(Task goal)
Transcribe every line exactly and omit anything that is a picture.
———
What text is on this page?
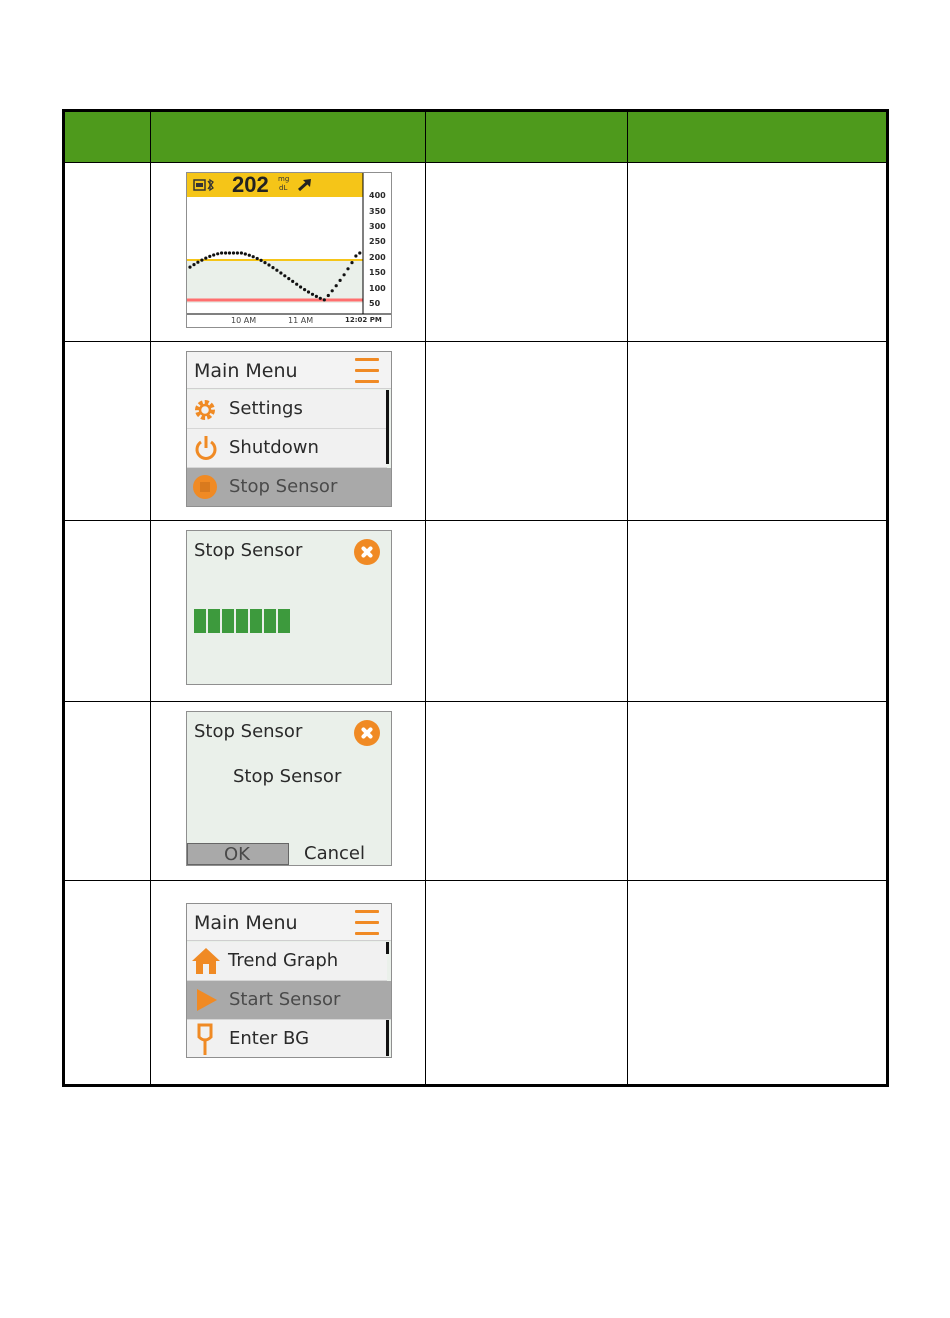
202 mg
dL
400
350
300
250
200
150
100
50
10 AM	11 AM	12:02 PM
Main Menu
Settings
Shutdown
Stop Sensor
Stop Sensor
Stop Sensor
Stop Sensor
OK	Cancel
Main Menu
Trend Graph
Start Sensor
Enter BG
———
(Written reply)
What text is on this page?
202 mg
dL
400
350
300
250
200
150
100
50
10 AM	11 AM	12:02 PM
Main Menu
Settings
Shutdown
Stop Sensor
Stop Sensor
Stop Sensor
Stop Sensor
OK	Cancel
Main Menu
Trend Graph
Start Sensor
Enter BG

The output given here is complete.